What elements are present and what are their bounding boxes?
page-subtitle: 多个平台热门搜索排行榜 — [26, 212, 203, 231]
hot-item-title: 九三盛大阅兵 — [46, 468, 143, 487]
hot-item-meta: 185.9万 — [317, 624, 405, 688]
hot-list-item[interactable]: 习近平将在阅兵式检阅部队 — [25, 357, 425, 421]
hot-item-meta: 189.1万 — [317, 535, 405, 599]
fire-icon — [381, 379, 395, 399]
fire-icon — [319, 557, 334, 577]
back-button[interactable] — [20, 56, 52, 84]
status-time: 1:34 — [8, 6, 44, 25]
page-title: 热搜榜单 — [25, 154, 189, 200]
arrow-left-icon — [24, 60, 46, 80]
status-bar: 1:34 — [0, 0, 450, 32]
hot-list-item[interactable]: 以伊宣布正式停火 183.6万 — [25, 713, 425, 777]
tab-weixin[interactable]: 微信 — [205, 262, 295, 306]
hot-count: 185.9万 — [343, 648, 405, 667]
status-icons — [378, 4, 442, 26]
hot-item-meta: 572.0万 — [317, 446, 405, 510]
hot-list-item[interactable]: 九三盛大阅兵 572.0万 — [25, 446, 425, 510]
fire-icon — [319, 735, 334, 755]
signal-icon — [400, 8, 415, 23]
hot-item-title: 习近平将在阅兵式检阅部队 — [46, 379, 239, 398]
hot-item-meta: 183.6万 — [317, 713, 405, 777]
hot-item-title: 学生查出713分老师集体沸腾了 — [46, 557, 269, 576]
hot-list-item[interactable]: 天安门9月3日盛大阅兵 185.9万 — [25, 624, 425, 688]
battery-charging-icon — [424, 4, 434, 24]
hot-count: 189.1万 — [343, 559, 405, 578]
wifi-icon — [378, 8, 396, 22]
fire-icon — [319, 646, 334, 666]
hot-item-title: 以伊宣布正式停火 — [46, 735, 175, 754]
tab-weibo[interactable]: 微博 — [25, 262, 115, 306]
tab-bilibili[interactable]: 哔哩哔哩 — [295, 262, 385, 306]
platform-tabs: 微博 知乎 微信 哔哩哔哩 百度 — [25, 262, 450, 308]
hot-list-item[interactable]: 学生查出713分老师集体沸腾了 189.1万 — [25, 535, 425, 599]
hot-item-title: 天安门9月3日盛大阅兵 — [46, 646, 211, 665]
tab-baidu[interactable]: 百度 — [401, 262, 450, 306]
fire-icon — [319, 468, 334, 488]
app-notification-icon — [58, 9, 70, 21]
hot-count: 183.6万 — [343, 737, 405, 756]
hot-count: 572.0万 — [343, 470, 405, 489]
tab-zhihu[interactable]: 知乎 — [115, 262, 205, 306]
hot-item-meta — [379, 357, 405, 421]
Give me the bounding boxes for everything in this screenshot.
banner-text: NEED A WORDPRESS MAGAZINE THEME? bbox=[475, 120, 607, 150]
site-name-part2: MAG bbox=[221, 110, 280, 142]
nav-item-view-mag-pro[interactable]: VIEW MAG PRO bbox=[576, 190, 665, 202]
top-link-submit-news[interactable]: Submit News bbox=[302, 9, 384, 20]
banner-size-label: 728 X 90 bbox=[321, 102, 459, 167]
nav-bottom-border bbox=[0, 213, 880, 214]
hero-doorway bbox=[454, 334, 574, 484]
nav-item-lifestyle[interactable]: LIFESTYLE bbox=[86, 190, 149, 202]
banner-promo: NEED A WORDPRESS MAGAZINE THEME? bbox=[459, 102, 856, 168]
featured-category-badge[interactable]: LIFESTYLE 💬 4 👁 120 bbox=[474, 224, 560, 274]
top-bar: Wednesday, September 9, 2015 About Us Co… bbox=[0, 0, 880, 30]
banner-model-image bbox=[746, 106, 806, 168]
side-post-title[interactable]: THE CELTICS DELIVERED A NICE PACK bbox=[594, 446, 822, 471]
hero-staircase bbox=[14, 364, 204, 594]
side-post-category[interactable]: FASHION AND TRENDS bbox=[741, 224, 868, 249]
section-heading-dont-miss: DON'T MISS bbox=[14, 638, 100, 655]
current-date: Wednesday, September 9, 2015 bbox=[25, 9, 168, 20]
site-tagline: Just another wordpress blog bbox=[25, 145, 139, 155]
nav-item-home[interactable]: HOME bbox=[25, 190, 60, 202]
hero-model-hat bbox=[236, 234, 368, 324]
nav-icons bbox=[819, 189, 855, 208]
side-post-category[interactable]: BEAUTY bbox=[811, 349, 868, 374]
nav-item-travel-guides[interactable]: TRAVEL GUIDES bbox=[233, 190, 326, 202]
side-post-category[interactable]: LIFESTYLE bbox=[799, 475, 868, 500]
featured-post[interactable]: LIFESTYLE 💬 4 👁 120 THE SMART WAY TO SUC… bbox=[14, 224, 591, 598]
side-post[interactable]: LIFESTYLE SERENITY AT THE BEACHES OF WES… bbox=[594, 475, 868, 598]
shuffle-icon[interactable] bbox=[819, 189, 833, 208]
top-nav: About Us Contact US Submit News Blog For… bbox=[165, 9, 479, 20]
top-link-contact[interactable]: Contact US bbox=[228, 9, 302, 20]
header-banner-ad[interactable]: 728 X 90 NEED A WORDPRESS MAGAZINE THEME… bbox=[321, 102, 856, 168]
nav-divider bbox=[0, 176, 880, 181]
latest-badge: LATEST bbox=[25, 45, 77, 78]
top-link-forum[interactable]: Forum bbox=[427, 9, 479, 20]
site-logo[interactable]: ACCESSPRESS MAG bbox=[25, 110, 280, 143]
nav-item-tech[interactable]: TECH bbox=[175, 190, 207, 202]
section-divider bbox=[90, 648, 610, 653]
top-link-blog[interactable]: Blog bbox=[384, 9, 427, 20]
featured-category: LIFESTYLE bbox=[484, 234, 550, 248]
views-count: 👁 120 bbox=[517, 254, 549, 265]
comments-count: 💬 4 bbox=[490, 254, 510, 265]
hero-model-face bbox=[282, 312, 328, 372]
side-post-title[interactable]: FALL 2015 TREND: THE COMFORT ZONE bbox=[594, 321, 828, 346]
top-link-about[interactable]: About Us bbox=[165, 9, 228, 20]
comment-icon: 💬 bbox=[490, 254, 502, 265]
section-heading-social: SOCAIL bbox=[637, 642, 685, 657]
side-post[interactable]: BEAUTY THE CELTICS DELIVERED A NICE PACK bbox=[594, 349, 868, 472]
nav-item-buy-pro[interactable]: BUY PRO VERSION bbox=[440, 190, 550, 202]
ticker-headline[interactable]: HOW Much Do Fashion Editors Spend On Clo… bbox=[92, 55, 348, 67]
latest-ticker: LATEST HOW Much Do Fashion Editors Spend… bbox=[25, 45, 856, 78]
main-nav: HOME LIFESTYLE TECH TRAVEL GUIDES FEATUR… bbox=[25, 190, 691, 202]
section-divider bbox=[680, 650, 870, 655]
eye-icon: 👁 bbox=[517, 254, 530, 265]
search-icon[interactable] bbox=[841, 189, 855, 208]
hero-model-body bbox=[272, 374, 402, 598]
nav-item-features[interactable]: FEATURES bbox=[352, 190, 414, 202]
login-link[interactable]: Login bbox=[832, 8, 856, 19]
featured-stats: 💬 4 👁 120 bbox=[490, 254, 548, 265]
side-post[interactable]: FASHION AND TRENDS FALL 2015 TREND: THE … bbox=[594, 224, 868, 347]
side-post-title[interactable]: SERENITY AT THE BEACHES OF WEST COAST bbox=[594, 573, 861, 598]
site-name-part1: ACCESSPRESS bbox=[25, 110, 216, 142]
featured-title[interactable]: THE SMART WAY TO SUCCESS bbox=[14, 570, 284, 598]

- - - - - - -

**TO BE DONE**: Starting at the first line of the material above and ending with the line that contains "hot-item-meta — [379, 357, 405, 421]", arrange those lines as a JSON list of strings, one string per line, leaving out any blank lines.

**RESPONSE TO THIS TASK**:
[
  "What elements are present and what are their bounding boxes?",
  "page-subtitle: 多个平台热门搜索排行榜 — [26, 212, 203, 231]",
  "hot-item-title: 九三盛大阅兵 — [46, 468, 143, 487]",
  "hot-item-meta: 185.9万 — [317, 624, 405, 688]",
  "hot-list-item[interactable]: 习近平将在阅兵式检阅部队 — [25, 357, 425, 421]",
  "hot-item-meta: 189.1万 — [317, 535, 405, 599]",
  "fire-icon — [381, 379, 395, 399]",
  "fire-icon — [319, 557, 334, 577]",
  "back-button[interactable] — [20, 56, 52, 84]",
  "status-time: 1:34 — [8, 6, 44, 25]",
  "page-title: 热搜榜单 — [25, 154, 189, 200]",
  "arrow-left-icon — [24, 60, 46, 80]",
  "status-bar: 1:34 — [0, 0, 450, 32]",
  "hot-list-item[interactable]: 以伊宣布正式停火 183.6万 — [25, 713, 425, 777]",
  "tab-weixin[interactable]: 微信 — [205, 262, 295, 306]",
  "hot-count: 185.9万 — [343, 648, 405, 667]",
  "status-icons — [378, 4, 442, 26]",
  "hot-item-meta: 572.0万 — [317, 446, 405, 510]",
  "hot-list-item[interactable]: 九三盛大阅兵 572.0万 — [25, 446, 425, 510]",
  "fire-icon — [319, 735, 334, 755]",
  "signal-icon — [400, 8, 415, 23]",
  "hot-item-title: 习近平将在阅兵式检阅部队 — [46, 379, 239, 398]",
  "hot-item-meta: 183.6万 — [317, 713, 405, 777]",
  "hot-item-title: 学生查出713分老师集体沸腾了 — [46, 557, 269, 576]",
  "hot-list-item[interactable]: 天安门9月3日盛大阅兵 185.9万 — [25, 624, 425, 688]",
  "battery-charging-icon — [424, 4, 434, 24]",
  "hot-count: 189.1万 — [343, 559, 405, 578]",
  "wifi-icon — [378, 8, 396, 22]",
  "fire-icon — [319, 646, 334, 666]",
  "hot-item-title: 以伊宣布正式停火 — [46, 735, 175, 754]",
  "tab-weibo[interactable]: 微博 — [25, 262, 115, 306]",
  "tab-bilibili[interactable]: 哔哩哔哩 — [295, 262, 385, 306]",
  "platform-tabs: 微博 知乎 微信 哔哩哔哩 百度 — [25, 262, 450, 308]",
  "hot-list-item[interactable]: 学生查出713分老师集体沸腾了 189.1万 — [25, 535, 425, 599]",
  "hot-item-title: 天安门9月3日盛大阅兵 — [46, 646, 211, 665]",
  "tab-baidu[interactable]: 百度 — [401, 262, 450, 306]",
  "fire-icon — [319, 468, 334, 488]",
  "app-notification-icon — [58, 9, 70, 21]",
  "hot-count: 183.6万 — [343, 737, 405, 756]",
  "hot-count: 572.0万 — [343, 470, 405, 489]",
  "tab-zhihu[interactable]: 知乎 — [115, 262, 205, 306]",
  "hot-item-meta — [379, 357, 405, 421]"
]